[start Data for processing]
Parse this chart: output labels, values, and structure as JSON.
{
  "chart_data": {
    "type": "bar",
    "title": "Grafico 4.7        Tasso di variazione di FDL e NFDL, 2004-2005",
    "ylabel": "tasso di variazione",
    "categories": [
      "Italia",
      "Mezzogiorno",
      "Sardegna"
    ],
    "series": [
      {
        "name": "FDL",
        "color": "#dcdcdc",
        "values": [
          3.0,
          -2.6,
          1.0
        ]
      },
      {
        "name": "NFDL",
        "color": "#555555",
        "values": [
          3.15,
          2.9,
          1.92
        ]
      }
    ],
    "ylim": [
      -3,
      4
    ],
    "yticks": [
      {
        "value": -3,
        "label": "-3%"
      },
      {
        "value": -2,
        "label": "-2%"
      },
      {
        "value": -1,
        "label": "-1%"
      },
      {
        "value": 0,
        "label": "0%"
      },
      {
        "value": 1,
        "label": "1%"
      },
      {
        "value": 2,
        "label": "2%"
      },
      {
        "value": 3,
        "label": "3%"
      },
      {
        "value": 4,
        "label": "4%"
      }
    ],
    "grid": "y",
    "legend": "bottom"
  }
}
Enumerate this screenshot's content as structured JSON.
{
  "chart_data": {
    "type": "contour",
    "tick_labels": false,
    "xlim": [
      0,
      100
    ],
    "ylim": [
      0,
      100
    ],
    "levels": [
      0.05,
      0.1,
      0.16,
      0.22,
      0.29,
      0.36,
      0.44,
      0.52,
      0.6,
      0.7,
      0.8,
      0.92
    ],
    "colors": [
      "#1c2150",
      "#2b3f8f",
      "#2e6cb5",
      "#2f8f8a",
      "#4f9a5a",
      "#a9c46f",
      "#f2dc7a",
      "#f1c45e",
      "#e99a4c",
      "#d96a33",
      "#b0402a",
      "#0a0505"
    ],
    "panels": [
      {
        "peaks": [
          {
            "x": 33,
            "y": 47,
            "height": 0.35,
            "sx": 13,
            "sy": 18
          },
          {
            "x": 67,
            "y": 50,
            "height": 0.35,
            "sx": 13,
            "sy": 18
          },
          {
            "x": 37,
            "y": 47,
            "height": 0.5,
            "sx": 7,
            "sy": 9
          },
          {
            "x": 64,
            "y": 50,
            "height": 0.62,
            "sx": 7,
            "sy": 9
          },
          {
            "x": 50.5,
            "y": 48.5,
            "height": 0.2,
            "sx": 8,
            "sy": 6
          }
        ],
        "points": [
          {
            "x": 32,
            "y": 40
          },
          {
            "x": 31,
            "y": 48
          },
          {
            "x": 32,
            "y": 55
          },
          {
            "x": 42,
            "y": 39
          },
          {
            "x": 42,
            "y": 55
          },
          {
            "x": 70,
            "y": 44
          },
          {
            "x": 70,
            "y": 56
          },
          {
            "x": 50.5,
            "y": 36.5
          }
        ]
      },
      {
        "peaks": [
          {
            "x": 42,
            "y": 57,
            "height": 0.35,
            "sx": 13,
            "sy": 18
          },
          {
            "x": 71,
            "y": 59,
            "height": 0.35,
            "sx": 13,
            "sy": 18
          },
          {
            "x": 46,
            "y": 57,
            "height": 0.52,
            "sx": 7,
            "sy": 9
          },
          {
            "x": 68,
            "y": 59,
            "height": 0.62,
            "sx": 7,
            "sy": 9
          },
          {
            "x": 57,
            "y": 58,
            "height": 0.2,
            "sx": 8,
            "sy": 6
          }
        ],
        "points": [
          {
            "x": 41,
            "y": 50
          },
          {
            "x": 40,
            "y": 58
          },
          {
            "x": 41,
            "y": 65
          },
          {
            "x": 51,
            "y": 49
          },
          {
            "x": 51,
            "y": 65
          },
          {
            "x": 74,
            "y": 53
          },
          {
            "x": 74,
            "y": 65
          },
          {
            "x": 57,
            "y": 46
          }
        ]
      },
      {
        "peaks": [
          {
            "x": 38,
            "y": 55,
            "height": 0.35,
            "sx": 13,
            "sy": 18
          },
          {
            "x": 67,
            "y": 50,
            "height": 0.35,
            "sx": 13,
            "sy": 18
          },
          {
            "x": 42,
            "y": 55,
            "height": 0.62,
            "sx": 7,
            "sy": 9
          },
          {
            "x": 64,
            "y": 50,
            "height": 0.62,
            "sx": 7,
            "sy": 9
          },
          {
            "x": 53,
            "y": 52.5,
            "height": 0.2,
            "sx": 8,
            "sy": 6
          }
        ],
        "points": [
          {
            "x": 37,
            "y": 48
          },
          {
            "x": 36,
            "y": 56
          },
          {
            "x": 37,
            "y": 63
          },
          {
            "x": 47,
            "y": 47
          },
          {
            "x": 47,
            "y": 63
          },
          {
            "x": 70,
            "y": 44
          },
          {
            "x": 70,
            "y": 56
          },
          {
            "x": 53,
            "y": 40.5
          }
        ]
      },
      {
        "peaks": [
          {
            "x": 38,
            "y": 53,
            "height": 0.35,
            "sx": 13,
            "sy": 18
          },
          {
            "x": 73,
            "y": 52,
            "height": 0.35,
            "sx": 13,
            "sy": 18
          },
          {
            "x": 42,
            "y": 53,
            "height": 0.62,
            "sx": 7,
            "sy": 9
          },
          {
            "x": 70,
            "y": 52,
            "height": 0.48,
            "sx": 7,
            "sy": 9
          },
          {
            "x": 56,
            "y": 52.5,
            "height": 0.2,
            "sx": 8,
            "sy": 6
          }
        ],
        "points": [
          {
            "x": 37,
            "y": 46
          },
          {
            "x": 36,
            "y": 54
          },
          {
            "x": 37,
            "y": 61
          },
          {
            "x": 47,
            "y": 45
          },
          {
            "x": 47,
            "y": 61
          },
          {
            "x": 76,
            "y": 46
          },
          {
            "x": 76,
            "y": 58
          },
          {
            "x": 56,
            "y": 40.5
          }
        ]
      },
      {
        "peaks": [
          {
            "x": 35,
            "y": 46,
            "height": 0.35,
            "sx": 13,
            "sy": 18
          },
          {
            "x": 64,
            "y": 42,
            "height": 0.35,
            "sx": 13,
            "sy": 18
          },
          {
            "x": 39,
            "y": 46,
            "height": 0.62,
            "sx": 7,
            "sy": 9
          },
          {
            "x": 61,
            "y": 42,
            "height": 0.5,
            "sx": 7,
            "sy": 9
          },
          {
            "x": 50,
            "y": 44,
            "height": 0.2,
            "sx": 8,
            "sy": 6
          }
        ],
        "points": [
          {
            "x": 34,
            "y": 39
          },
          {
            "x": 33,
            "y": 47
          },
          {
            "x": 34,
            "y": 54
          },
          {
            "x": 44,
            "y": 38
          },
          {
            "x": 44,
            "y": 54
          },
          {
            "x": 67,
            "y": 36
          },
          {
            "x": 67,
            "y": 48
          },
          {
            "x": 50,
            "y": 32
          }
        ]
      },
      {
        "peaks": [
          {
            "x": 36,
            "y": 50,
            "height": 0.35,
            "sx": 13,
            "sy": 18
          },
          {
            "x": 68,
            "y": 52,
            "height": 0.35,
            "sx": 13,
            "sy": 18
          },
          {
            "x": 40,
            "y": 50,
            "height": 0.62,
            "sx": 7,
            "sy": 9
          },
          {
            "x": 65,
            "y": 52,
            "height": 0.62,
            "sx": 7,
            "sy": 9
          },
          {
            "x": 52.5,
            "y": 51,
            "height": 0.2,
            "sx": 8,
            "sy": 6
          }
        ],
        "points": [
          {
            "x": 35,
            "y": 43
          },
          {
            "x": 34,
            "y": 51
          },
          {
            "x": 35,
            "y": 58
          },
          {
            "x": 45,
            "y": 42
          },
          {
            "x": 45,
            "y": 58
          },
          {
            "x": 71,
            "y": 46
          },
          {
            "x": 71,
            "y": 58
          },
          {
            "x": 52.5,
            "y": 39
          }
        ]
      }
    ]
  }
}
[end Data for processing]
Exercise prompt. Which lines contain "this"? Show each of them.

Task response.
Parse this chart: output labels, values, and structure as JSON.
Enumerate this screenshot's content as structured JSON.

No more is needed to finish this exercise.